Copy every entry word for word, but skip the pictures.

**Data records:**

>> Begin

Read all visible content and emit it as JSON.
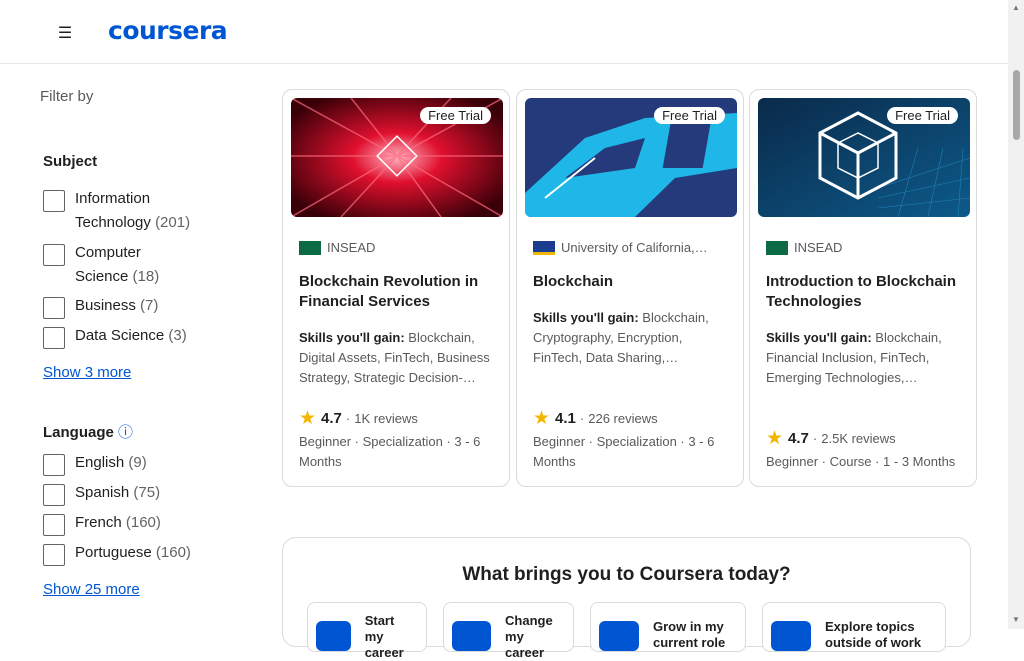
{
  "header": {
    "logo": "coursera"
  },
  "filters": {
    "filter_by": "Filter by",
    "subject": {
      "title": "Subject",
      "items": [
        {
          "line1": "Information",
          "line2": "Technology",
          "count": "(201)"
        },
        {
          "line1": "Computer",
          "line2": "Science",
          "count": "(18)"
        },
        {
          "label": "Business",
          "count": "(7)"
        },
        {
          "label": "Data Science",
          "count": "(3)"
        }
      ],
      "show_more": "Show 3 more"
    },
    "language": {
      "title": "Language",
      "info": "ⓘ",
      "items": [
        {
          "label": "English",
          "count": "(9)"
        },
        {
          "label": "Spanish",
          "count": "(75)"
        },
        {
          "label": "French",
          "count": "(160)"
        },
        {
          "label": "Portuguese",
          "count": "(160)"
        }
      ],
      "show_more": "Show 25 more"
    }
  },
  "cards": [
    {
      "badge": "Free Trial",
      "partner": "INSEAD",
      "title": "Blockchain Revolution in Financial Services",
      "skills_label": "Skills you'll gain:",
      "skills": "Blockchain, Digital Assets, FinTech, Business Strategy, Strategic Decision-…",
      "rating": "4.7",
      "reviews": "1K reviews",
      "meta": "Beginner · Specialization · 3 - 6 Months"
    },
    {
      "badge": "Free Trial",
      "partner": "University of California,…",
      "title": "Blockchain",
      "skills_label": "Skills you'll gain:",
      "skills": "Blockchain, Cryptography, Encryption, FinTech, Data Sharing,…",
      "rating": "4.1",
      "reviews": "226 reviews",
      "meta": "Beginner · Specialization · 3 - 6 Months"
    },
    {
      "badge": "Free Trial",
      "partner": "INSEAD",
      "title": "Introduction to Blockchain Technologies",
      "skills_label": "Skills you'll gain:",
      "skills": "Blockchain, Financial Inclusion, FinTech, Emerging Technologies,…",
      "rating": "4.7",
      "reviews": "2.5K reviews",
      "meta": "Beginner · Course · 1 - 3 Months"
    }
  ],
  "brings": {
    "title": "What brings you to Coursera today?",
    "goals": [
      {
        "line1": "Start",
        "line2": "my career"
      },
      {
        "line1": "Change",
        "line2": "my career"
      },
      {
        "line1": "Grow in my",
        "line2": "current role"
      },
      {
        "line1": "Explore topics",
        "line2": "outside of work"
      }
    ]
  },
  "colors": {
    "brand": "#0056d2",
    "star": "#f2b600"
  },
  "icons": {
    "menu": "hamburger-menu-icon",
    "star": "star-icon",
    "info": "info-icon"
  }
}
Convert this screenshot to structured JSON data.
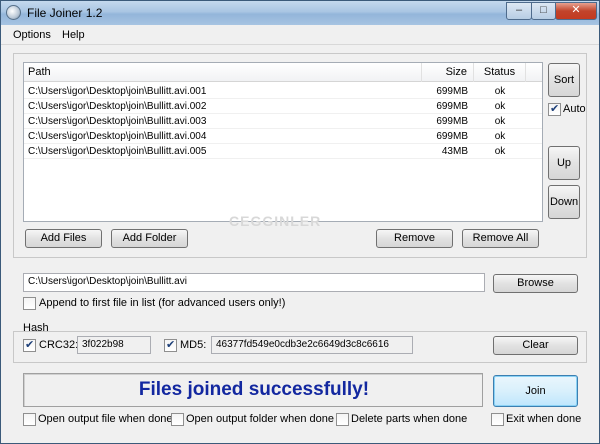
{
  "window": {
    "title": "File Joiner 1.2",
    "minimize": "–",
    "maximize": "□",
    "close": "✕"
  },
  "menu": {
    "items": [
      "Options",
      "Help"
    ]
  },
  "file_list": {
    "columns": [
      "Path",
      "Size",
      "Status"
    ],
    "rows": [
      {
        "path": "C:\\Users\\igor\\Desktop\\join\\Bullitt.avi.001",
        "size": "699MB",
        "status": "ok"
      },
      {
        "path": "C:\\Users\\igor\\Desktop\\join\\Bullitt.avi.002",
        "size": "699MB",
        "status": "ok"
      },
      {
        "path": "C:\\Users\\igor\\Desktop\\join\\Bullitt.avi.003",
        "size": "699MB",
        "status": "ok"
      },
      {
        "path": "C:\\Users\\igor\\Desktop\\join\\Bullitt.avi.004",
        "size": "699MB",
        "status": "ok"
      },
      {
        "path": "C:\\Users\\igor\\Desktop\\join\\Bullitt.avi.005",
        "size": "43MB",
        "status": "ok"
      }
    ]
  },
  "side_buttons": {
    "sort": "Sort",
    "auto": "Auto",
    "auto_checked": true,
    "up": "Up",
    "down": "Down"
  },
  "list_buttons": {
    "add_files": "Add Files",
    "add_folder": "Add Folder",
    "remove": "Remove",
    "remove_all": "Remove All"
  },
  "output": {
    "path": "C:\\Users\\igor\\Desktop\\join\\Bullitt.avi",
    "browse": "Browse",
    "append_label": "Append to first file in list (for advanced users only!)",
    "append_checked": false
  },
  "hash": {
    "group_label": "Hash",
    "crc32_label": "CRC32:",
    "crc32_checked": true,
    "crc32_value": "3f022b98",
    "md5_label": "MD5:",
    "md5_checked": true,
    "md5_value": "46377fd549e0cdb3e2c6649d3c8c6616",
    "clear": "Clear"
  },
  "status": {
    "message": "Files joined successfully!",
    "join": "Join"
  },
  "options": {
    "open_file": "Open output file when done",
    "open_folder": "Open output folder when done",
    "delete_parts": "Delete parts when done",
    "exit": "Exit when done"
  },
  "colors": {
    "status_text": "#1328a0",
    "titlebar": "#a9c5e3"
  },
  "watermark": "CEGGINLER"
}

>> End

**Response:**
Read all visible content and emit it as JSON.
{
  "header": {
    "logo": "coursera"
  },
  "filters": {
    "filter_by": "Filter by",
    "subject": {
      "title": "Subject",
      "items": [
        {
          "line1": "Information",
          "line2": "Technology",
          "count": "(201)"
        },
        {
          "line1": "Computer",
          "line2": "Science",
          "count": "(18)"
        },
        {
          "label": "Business",
          "count": "(7)"
        },
        {
          "label": "Data Science",
          "count": "(3)"
        }
      ],
      "show_more": "Show 3 more"
    },
    "language": {
      "title": "Language",
      "info": "ⓘ",
      "items": [
        {
          "label": "English",
          "count": "(9)"
        },
        {
          "label": "Spanish",
          "count": "(75)"
        },
        {
          "label": "French",
          "count": "(160)"
        },
        {
          "label": "Portuguese",
          "count": "(160)"
        }
      ],
      "show_more": "Show 25 more"
    }
  },
  "cards": [
    {
      "badge": "Free Trial",
      "partner": "INSEAD",
      "title": "Blockchain Revolution in Financial Services",
      "skills_label": "Skills you'll gain:",
      "skills": "Blockchain, Digital Assets, FinTech, Business Strategy, Strategic Decision-…",
      "rating": "4.7",
      "reviews": "1K reviews",
      "meta": "Beginner · Specialization · 3 - 6 Months"
    },
    {
      "badge": "Free Trial",
      "partner": "University of California,…",
      "title": "Blockchain",
      "skills_label": "Skills you'll gain:",
      "skills": "Blockchain, Cryptography, Encryption, FinTech, Data Sharing,…",
      "rating": "4.1",
      "reviews": "226 reviews",
      "meta": "Beginner · Specialization · 3 - 6 Months"
    },
    {
      "badge": "Free Trial",
      "partner": "INSEAD",
      "title": "Introduction to Blockchain Technologies",
      "skills_label": "Skills you'll gain:",
      "skills": "Blockchain, Financial Inclusion, FinTech, Emerging Technologies,…",
      "rating": "4.7",
      "reviews": "2.5K reviews",
      "meta": "Beginner · Course · 1 - 3 Months"
    }
  ],
  "brings": {
    "title": "What brings you to Coursera today?",
    "goals": [
      {
        "line1": "Start",
        "line2": "my career"
      },
      {
        "line1": "Change",
        "line2": "my career"
      },
      {
        "line1": "Grow in my",
        "line2": "current role"
      },
      {
        "line1": "Explore topics",
        "line2": "outside of work"
      }
    ]
  },
  "colors": {
    "brand": "#0056d2",
    "star": "#f2b600"
  },
  "icons": {
    "menu": "hamburger-menu-icon",
    "star": "star-icon",
    "info": "info-icon"
  }
}
Convert this screenshot to structured JSON data.
{
  "window": {
    "title": "File Joiner 1.2",
    "minimize": "–",
    "maximize": "□",
    "close": "✕"
  },
  "menu": {
    "items": [
      "Options",
      "Help"
    ]
  },
  "file_list": {
    "columns": [
      "Path",
      "Size",
      "Status"
    ],
    "rows": [
      {
        "path": "C:\\Users\\igor\\Desktop\\join\\Bullitt.avi.001",
        "size": "699MB",
        "status": "ok"
      },
      {
        "path": "C:\\Users\\igor\\Desktop\\join\\Bullitt.avi.002",
        "size": "699MB",
        "status": "ok"
      },
      {
        "path": "C:\\Users\\igor\\Desktop\\join\\Bullitt.avi.003",
        "size": "699MB",
        "status": "ok"
      },
      {
        "path": "C:\\Users\\igor\\Desktop\\join\\Bullitt.avi.004",
        "size": "699MB",
        "status": "ok"
      },
      {
        "path": "C:\\Users\\igor\\Desktop\\join\\Bullitt.avi.005",
        "size": "43MB",
        "status": "ok"
      }
    ]
  },
  "side_buttons": {
    "sort": "Sort",
    "auto": "Auto",
    "auto_checked": true,
    "up": "Up",
    "down": "Down"
  },
  "list_buttons": {
    "add_files": "Add Files",
    "add_folder": "Add Folder",
    "remove": "Remove",
    "remove_all": "Remove All"
  },
  "output": {
    "path": "C:\\Users\\igor\\Desktop\\join\\Bullitt.avi",
    "browse": "Browse",
    "append_label": "Append to first file in list (for advanced users only!)",
    "append_checked": false
  },
  "hash": {
    "group_label": "Hash",
    "crc32_label": "CRC32:",
    "crc32_checked": true,
    "crc32_value": "3f022b98",
    "md5_label": "MD5:",
    "md5_checked": true,
    "md5_value": "46377fd549e0cdb3e2c6649d3c8c6616",
    "clear": "Clear"
  },
  "status": {
    "message": "Files joined successfully!",
    "join": "Join"
  },
  "options": {
    "open_file": "Open output file when done",
    "open_folder": "Open output folder when done",
    "delete_parts": "Delete parts when done",
    "exit": "Exit when done"
  },
  "colors": {
    "status_text": "#1328a0",
    "titlebar": "#a9c5e3"
  },
  "watermark": "CEGGINLER"
}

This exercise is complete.